### Written problem:
Extract every line that includes the string "Miller".
+++ Data provided
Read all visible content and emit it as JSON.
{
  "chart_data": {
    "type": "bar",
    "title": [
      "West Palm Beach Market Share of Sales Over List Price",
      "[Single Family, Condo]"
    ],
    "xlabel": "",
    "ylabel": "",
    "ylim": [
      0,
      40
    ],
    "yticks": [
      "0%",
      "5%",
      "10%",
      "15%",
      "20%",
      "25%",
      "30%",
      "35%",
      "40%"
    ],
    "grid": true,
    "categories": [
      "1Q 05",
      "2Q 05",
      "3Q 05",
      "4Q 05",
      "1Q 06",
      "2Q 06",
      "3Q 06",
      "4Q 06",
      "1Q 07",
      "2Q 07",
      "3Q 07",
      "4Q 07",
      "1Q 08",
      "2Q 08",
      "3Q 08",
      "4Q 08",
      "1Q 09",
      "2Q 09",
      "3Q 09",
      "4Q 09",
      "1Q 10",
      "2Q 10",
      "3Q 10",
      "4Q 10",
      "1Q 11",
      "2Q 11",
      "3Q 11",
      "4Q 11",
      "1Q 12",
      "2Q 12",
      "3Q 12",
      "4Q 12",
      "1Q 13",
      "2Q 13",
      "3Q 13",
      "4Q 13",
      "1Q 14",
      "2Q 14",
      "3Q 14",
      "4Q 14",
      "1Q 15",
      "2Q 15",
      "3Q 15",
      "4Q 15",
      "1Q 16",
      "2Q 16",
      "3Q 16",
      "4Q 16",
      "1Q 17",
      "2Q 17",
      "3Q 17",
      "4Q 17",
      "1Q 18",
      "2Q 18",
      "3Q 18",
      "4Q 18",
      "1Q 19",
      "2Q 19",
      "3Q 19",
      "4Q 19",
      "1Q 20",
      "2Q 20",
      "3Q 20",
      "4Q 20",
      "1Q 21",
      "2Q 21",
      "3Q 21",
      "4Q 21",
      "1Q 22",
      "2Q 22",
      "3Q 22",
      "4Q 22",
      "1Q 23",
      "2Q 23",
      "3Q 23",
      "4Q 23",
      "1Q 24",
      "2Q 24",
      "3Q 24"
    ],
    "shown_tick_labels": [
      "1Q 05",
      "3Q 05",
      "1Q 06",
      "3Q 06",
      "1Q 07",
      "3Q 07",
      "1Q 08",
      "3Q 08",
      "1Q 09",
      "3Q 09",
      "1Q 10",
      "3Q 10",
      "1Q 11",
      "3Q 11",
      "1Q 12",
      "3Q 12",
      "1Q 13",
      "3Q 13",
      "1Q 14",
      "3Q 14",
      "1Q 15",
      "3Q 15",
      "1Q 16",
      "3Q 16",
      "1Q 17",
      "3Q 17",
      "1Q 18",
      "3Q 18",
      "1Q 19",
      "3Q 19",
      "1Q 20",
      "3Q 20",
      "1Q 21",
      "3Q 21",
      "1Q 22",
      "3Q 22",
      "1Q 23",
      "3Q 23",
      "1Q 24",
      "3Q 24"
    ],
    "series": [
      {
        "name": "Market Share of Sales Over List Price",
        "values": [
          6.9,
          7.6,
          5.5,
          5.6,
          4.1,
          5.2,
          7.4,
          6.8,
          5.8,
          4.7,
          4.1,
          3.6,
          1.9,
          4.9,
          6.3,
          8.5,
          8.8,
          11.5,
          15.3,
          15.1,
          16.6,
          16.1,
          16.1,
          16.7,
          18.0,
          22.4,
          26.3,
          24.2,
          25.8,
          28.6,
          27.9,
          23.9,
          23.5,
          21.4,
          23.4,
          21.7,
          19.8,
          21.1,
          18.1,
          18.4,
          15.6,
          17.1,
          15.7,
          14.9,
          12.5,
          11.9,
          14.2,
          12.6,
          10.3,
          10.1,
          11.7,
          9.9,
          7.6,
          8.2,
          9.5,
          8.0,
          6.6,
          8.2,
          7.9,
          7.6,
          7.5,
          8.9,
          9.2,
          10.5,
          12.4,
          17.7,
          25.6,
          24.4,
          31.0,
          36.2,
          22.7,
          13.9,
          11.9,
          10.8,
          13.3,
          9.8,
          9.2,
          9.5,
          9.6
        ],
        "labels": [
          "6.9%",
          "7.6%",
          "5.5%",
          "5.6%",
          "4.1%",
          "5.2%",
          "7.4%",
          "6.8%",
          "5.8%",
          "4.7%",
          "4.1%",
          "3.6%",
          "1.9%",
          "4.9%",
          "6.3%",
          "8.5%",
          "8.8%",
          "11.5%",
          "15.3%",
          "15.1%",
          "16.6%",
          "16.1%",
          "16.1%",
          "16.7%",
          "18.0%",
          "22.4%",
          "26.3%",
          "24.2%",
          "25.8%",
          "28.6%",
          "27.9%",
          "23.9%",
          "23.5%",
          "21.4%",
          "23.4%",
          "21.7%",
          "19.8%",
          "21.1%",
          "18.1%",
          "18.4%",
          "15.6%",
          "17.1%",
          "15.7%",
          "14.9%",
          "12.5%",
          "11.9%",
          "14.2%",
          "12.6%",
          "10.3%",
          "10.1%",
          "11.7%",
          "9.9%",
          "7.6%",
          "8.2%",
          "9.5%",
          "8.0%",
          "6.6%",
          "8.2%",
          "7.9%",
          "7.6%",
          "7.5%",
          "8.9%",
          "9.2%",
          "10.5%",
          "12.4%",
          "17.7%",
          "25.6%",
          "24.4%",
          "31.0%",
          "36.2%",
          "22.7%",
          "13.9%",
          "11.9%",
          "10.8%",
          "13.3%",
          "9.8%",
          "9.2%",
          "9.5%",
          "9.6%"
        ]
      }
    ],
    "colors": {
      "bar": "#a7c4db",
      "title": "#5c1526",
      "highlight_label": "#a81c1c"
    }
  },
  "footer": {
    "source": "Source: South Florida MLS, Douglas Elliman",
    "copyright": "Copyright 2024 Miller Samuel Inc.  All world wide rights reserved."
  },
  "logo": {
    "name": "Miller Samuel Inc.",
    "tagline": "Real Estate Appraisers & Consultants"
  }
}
++++++
### Answer to this task:
    "copyright": "Copyright 2024 Miller Samuel Inc.  All world wide rights reserved."
    "name": "Miller Samuel Inc.",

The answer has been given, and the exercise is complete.